* Consigne 1 *
Réécrivez plus brièvement le paragraphe de l'article sur la Syrie qui commence par « Lors de son allocution à la nation », en gardant ses faits principaux.
* Consigne 2 *
Poursuivez l'article sur la Syrie à partir de sa dernière phrase.

* Extrait *
Syrie: Obama donne sa chance à la voie diplomatique
Lors de son allocution à la nation, le président américain a demandé au Congrès de repousser son vote sur des frappes en Syrie. S’il reste convaincu de la nécessité d’une opération militaire, Obama affirme vouloir donner une chance à la diplomatie.
Depuis la Maison Blanche où il s’adressait à la nation, Barack Obama a affirmé, mardi 10 septembre, qu’il souhaitait donner une chance à la diplomatie en Syrie au moment où le régime de Bachar al-Assad assure être prêt à renoncer à son arsenal chimique comme le proposait Moscou.Face aux caméras, le président américain a confirmé que le vote du Congrès sur une intervention en Syrie serait repoussé afin de laisser une dernière chance à la diplomatie. S’il précise qu’il a “ordonné à l’armée américaine de maintenir ses positions […] en cas d’échec [des discussions]”, il confirme que la priorité va désormais à la voie diplomatique ouverte par la Russie. Moscou a en effet proposé de mettre sous contrôle international l’arsenal chimique syrien. “Cette initiative peut permettre de mettre un terme à la menace des armes chimiques sans recourir à la force, en particulier parce que la Russie est l’un des plus puissants alliés d’Assad”, estime Barack Obama.Mais sur le fond, le président américain n’a pas dévié de la position qu’il défend depuis le 21 août, date des attaques à l’arme chimique près de Damas. “Les images de ce massacre sont absolument révoltantes. […] Ce soir-là, le monde a vu dans le détail l’horreur des armes chimiques. […] Il s’agit d’une violation des lois de la guerre”, a-t-il expliqué.

* Données fournies *
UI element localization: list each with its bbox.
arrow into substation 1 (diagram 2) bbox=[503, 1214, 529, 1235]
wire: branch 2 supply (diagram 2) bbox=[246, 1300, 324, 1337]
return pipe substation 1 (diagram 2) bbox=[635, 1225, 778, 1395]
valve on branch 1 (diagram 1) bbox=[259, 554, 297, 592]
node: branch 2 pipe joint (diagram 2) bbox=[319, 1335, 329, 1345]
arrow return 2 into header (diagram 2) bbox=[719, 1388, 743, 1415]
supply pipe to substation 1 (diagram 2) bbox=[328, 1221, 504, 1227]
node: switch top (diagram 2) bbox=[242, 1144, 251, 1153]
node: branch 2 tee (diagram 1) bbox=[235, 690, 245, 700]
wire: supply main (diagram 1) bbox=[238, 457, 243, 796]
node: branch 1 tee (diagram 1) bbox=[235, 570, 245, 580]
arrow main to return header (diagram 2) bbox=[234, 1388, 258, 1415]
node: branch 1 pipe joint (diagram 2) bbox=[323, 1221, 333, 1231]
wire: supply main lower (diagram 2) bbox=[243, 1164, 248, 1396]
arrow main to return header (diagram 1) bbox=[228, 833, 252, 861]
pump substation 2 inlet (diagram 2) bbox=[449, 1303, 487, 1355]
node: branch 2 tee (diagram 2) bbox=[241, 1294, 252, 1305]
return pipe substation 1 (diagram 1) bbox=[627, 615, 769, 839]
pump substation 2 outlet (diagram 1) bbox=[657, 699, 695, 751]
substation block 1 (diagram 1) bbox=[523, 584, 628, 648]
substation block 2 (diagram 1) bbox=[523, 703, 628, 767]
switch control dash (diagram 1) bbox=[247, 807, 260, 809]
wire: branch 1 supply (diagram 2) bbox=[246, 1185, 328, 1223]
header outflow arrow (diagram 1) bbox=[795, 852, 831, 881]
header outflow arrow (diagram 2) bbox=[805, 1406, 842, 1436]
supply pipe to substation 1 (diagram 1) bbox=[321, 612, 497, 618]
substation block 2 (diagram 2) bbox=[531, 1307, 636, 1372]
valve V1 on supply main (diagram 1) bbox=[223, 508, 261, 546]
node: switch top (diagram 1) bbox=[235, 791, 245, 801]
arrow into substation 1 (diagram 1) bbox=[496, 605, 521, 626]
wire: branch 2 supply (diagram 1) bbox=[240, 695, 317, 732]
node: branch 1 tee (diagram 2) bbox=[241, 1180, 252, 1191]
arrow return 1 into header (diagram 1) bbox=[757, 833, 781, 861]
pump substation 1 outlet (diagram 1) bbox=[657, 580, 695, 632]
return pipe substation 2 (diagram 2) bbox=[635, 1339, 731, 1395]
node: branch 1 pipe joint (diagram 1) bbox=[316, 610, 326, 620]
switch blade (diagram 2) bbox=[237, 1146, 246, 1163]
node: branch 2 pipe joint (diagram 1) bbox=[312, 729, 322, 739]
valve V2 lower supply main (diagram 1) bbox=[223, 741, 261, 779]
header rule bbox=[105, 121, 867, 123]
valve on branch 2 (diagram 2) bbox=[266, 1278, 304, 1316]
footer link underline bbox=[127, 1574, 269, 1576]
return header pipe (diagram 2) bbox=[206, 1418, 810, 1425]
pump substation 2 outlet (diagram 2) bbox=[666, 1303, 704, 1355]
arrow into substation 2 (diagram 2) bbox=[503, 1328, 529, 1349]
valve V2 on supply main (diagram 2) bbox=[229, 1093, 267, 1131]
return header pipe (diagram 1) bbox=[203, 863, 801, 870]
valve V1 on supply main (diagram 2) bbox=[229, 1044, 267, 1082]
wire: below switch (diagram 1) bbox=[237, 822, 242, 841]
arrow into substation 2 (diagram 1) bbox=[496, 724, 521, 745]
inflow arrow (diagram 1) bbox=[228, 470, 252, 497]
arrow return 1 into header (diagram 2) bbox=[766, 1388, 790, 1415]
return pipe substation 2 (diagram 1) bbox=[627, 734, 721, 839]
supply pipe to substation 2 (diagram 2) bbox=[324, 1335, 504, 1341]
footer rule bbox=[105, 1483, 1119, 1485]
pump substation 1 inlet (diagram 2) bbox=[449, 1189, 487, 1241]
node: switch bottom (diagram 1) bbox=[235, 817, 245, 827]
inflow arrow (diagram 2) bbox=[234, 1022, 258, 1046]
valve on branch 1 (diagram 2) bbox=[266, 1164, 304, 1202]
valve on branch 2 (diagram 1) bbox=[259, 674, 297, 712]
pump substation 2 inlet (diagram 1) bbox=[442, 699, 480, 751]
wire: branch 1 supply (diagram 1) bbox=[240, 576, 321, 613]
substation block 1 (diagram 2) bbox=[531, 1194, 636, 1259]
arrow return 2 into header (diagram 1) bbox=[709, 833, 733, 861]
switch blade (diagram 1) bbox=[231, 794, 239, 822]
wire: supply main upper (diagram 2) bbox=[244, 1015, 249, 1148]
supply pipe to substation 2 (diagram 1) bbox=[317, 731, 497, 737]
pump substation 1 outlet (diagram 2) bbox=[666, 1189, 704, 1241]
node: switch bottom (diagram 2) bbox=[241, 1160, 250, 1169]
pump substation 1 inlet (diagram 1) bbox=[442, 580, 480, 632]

* Réponse rédigée 1 *
Dans son allocution à la nation, Obama a demandé au Congrès de reporter son vote sur des frappes en Syrie. Toujours convaincu qu'une opération militaire est nécessaire, il veut d'abord laisser sa chance à la diplomatie.

* Réponse rédigée 2 *
Barack Obama a également réitéré que, selon les experts américains, la culpabilité du régime ne faisait guère de doute : “Nous savons que le régime d’Assad est responsable […] Nous savons que les responsables militaires [du régime] ont analysé les résultats de l’attaque et que le régime a augmenté les bombardements de ces mêmes quartiers dans les jours qui ont suivi”.